**YOUR INSTRUCTIONS**: The entire listing is to be repeated verbatim.

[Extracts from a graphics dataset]

****************************************

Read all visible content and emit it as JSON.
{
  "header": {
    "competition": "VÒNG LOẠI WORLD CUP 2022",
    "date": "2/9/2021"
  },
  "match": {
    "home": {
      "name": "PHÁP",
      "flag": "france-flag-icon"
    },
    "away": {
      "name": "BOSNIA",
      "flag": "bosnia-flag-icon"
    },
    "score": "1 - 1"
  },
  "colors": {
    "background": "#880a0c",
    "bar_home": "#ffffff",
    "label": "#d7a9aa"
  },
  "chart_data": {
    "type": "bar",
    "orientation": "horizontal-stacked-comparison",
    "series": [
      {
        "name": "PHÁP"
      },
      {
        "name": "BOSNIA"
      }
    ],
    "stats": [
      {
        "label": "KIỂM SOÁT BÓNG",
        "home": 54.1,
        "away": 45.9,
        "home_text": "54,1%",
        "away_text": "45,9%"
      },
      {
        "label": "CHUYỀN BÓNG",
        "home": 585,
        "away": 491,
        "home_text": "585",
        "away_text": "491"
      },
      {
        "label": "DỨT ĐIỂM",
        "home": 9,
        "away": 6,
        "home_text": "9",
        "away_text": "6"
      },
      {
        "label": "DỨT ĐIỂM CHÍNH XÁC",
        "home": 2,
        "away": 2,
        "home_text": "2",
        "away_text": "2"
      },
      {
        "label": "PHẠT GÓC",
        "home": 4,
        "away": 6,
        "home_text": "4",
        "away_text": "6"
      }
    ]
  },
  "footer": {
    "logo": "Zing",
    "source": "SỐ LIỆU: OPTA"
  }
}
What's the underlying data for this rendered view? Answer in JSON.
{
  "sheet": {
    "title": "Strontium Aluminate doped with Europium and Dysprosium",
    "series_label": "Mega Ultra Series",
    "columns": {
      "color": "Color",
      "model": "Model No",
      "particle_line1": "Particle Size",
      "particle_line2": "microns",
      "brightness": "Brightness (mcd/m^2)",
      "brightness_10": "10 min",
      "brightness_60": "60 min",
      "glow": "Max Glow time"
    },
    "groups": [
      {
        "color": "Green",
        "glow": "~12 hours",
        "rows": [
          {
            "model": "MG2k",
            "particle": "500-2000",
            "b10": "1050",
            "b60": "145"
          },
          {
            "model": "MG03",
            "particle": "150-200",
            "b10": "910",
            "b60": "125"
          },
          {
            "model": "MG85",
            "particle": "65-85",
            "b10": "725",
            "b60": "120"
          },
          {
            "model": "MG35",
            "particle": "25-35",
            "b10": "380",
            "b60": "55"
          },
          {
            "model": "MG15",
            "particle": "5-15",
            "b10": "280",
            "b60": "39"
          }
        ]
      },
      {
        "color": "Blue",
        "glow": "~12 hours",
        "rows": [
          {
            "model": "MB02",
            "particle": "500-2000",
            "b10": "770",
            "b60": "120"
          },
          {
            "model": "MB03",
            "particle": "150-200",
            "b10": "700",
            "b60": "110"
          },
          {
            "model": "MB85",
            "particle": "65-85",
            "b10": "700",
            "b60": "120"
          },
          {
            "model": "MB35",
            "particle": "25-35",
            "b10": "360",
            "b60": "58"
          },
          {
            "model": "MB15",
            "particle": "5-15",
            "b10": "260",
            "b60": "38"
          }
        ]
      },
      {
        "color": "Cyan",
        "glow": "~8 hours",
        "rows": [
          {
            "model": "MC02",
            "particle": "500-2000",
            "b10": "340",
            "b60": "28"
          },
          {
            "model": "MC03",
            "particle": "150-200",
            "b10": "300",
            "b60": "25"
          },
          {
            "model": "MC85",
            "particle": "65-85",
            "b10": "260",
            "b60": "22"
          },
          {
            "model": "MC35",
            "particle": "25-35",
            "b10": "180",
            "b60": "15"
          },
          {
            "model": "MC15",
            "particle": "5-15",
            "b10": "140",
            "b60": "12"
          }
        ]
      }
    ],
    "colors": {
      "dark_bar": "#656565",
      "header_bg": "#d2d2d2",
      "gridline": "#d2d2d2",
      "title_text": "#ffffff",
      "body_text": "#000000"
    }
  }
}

****************************************

**FULL ANSWER**:
Read all visible content and emit it as JSON.
{
  "header": {
    "competition": "VÒNG LOẠI WORLD CUP 2022",
    "date": "2/9/2021"
  },
  "match": {
    "home": {
      "name": "PHÁP",
      "flag": "france-flag-icon"
    },
    "away": {
      "name": "BOSNIA",
      "flag": "bosnia-flag-icon"
    },
    "score": "1 - 1"
  },
  "colors": {
    "background": "#880a0c",
    "bar_home": "#ffffff",
    "label": "#d7a9aa"
  },
  "chart_data": {
    "type": "bar",
    "orientation": "horizontal-stacked-comparison",
    "series": [
      {
        "name": "PHÁP"
      },
      {
        "name": "BOSNIA"
      }
    ],
    "stats": [
      {
        "label": "KIỂM SOÁT BÓNG",
        "home": 54.1,
        "away": 45.9,
        "home_text": "54,1%",
        "away_text": "45,9%"
      },
      {
        "label": "CHUYỀN BÓNG",
        "home": 585,
        "away": 491,
        "home_text": "585",
        "away_text": "491"
      },
      {
        "label": "DỨT ĐIỂM",
        "home": 9,
        "away": 6,
        "home_text": "9",
        "away_text": "6"
      },
      {
        "label": "DỨT ĐIỂM CHÍNH XÁC",
        "home": 2,
        "away": 2,
        "home_text": "2",
        "away_text": "2"
      },
      {
        "label": "PHẠT GÓC",
        "home": 4,
        "away": 6,
        "home_text": "4",
        "away_text": "6"
      }
    ]
  },
  "footer": {
    "logo": "Zing",
    "source": "SỐ LIỆU: OPTA"
  }
}
What's the underlying data for this rendered view? Answer in JSON.
{
  "sheet": {
    "title": "Strontium Aluminate doped with Europium and Dysprosium",
    "series_label": "Mega Ultra Series",
    "columns": {
      "color": "Color",
      "model": "Model No",
      "particle_line1": "Particle Size",
      "particle_line2": "microns",
      "brightness": "Brightness (mcd/m^2)",
      "brightness_10": "10 min",
      "brightness_60": "60 min",
      "glow": "Max Glow time"
    },
    "groups": [
      {
        "color": "Green",
        "glow": "~12 hours",
        "rows": [
          {
            "model": "MG2k",
            "particle": "500-2000",
            "b10": "1050",
            "b60": "145"
          },
          {
            "model": "MG03",
            "particle": "150-200",
            "b10": "910",
            "b60": "125"
          },
          {
            "model": "MG85",
            "particle": "65-85",
            "b10": "725",
            "b60": "120"
          },
          {
            "model": "MG35",
            "particle": "25-35",
            "b10": "380",
            "b60": "55"
          },
          {
            "model": "MG15",
            "particle": "5-15",
            "b10": "280",
            "b60": "39"
          }
        ]
      },
      {
        "color": "Blue",
        "glow": "~12 hours",
        "rows": [
          {
            "model": "MB02",
            "particle": "500-2000",
            "b10": "770",
            "b60": "120"
          },
          {
            "model": "MB03",
            "particle": "150-200",
            "b10": "700",
            "b60": "110"
          },
          {
            "model": "MB85",
            "particle": "65-85",
            "b10": "700",
            "b60": "120"
          },
          {
            "model": "MB35",
            "particle": "25-35",
            "b10": "360",
            "b60": "58"
          },
          {
            "model": "MB15",
            "particle": "5-15",
            "b10": "260",
            "b60": "38"
          }
        ]
      },
      {
        "color": "Cyan",
        "glow": "~8 hours",
        "rows": [
          {
            "model": "MC02",
            "particle": "500-2000",
            "b10": "340",
            "b60": "28"
          },
          {
            "model": "MC03",
            "particle": "150-200",
            "b10": "300",
            "b60": "25"
          },
          {
            "model": "MC85",
            "particle": "65-85",
            "b10": "260",
            "b60": "22"
          },
          {
            "model": "MC35",
            "particle": "25-35",
            "b10": "180",
            "b60": "15"
          },
          {
            "model": "MC15",
            "particle": "5-15",
            "b10": "140",
            "b60": "12"
          }
        ]
      }
    ],
    "colors": {
      "dark_bar": "#656565",
      "header_bg": "#d2d2d2",
      "gridline": "#d2d2d2",
      "title_text": "#ffffff",
      "body_text": "#000000"
    }
  }
}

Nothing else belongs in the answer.